** BRIEF **
Your task is to quote the material that follows, in full and exactly.

Lines of data
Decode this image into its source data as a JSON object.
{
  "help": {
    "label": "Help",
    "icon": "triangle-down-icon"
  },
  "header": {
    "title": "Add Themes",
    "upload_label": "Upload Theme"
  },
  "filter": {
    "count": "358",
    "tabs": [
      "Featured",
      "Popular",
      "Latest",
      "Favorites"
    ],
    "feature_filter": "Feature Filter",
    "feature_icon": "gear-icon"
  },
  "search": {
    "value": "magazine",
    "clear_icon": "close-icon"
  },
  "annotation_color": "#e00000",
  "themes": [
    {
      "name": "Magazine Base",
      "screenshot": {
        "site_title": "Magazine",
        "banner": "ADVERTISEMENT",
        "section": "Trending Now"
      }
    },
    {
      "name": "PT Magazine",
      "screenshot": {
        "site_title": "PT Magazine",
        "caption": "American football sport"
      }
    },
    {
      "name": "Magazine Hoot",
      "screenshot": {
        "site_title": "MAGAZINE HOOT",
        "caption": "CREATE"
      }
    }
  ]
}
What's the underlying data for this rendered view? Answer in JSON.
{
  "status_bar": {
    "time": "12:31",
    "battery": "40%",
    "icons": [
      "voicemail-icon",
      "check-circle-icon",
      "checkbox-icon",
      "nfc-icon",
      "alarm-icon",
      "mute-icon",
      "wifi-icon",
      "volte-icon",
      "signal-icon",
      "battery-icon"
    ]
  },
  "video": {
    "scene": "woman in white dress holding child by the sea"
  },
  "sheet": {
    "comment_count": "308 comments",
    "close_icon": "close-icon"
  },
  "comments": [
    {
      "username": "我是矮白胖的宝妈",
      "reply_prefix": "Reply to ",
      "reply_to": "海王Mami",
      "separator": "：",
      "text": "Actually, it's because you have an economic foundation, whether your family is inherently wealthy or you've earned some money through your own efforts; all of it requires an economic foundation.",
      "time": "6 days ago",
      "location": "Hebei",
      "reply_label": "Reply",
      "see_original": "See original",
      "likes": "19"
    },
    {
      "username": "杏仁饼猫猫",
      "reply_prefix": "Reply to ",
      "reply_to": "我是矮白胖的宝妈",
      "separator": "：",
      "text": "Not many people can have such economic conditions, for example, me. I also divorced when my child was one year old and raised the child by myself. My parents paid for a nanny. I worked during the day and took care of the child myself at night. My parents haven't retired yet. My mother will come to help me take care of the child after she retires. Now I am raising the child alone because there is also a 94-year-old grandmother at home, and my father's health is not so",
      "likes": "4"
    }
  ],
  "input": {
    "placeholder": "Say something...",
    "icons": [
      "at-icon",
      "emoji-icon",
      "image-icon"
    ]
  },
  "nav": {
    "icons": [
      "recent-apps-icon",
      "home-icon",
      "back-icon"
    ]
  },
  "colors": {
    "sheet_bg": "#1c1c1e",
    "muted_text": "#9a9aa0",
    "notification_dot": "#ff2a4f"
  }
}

** SOLUTION TO THIS TASK **
Decode this image into its source data as a JSON object.
{
  "help": {
    "label": "Help",
    "icon": "triangle-down-icon"
  },
  "header": {
    "title": "Add Themes",
    "upload_label": "Upload Theme"
  },
  "filter": {
    "count": "358",
    "tabs": [
      "Featured",
      "Popular",
      "Latest",
      "Favorites"
    ],
    "feature_filter": "Feature Filter",
    "feature_icon": "gear-icon"
  },
  "search": {
    "value": "magazine",
    "clear_icon": "close-icon"
  },
  "annotation_color": "#e00000",
  "themes": [
    {
      "name": "Magazine Base",
      "screenshot": {
        "site_title": "Magazine",
        "banner": "ADVERTISEMENT",
        "section": "Trending Now"
      }
    },
    {
      "name": "PT Magazine",
      "screenshot": {
        "site_title": "PT Magazine",
        "caption": "American football sport"
      }
    },
    {
      "name": "Magazine Hoot",
      "screenshot": {
        "site_title": "MAGAZINE HOOT",
        "caption": "CREATE"
      }
    }
  ]
}
What's the underlying data for this rendered view? Answer in JSON.
{
  "status_bar": {
    "time": "12:31",
    "battery": "40%",
    "icons": [
      "voicemail-icon",
      "check-circle-icon",
      "checkbox-icon",
      "nfc-icon",
      "alarm-icon",
      "mute-icon",
      "wifi-icon",
      "volte-icon",
      "signal-icon",
      "battery-icon"
    ]
  },
  "video": {
    "scene": "woman in white dress holding child by the sea"
  },
  "sheet": {
    "comment_count": "308 comments",
    "close_icon": "close-icon"
  },
  "comments": [
    {
      "username": "我是矮白胖的宝妈",
      "reply_prefix": "Reply to ",
      "reply_to": "海王Mami",
      "separator": "：",
      "text": "Actually, it's because you have an economic foundation, whether your family is inherently wealthy or you've earned some money through your own efforts; all of it requires an economic foundation.",
      "time": "6 days ago",
      "location": "Hebei",
      "reply_label": "Reply",
      "see_original": "See original",
      "likes": "19"
    },
    {
      "username": "杏仁饼猫猫",
      "reply_prefix": "Reply to ",
      "reply_to": "我是矮白胖的宝妈",
      "separator": "：",
      "text": "Not many people can have such economic conditions, for example, me. I also divorced when my child was one year old and raised the child by myself. My parents paid for a nanny. I worked during the day and took care of the child myself at night. My parents haven't retired yet. My mother will come to help me take care of the child after she retires. Now I am raising the child alone because there is also a 94-year-old grandmother at home, and my father's health is not so",
      "likes": "4"
    }
  ],
  "input": {
    "placeholder": "Say something...",
    "icons": [
      "at-icon",
      "emoji-icon",
      "image-icon"
    ]
  },
  "nav": {
    "icons": [
      "recent-apps-icon",
      "home-icon",
      "back-icon"
    ]
  },
  "colors": {
    "sheet_bg": "#1c1c1e",
    "muted_text": "#9a9aa0",
    "notification_dot": "#ff2a4f"
  }
}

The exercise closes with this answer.